▶ _Task instructions_: Search the material for the string "Nowej", then report how many lines hold it, with no other text.

═══

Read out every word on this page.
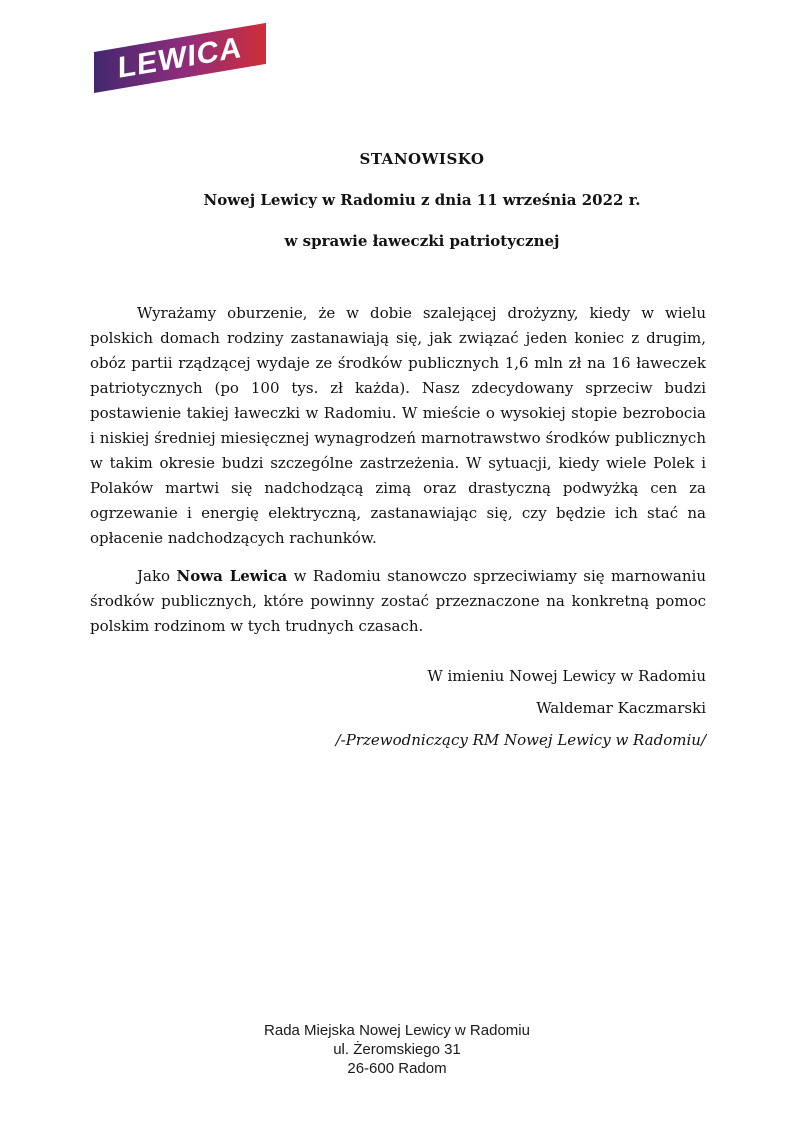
LEWICA
STANOWISKO
Nowej Lewicy w Radomiu z dnia 11 września 2022 r.
w sprawie ławeczki patriotycznej

Wyrażamy oburzenie, że w dobie szalejącej drożyzny, kiedy w wielu polskich domach rodziny zastanawiają się, jak związać jeden koniec z drugim, obóz partii rządzącej wydaje ze środków publicznych 1,6 mln zł na 16 ławeczek patriotycznych (po 100 tys. zł każda). Nasz zdecydowany sprzeciw budzi postawienie takiej ławeczki w Radomiu. W mieście o wysokiej stopie bezrobocia i niskiej średniej miesięcznej wynagrodzeń marnotrawstwo środków publicznych w takim okresie budzi szczególne zastrzeżenia. W sytuacji, kiedy wiele Polek i Polaków martwi się nadchodzącą zimą oraz drastyczną podwyżką cen za ogrzewanie i energię elektryczną, zastanawiając się, czy będzie ich stać na opłacenie nadchodzących rachunków.

Jako Nowa Lewica w Radomiu stanowczo sprzeciwiamy się marnowaniu środków publicznych, które powinny zostać przeznaczone na konkretną pomoc polskim rodzinom w tych trudnych czasach.

W imieniu Nowej Lewicy w Radomiu
Waldemar Kaczmarski
/-Przewodniczący RM Nowej Lewicy w Radomiu/
Rada Miejska Nowej Lewicy w Radomiu
ul. Żeromskiego 31
26-600 Radom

═══

▶ _Solution_: 4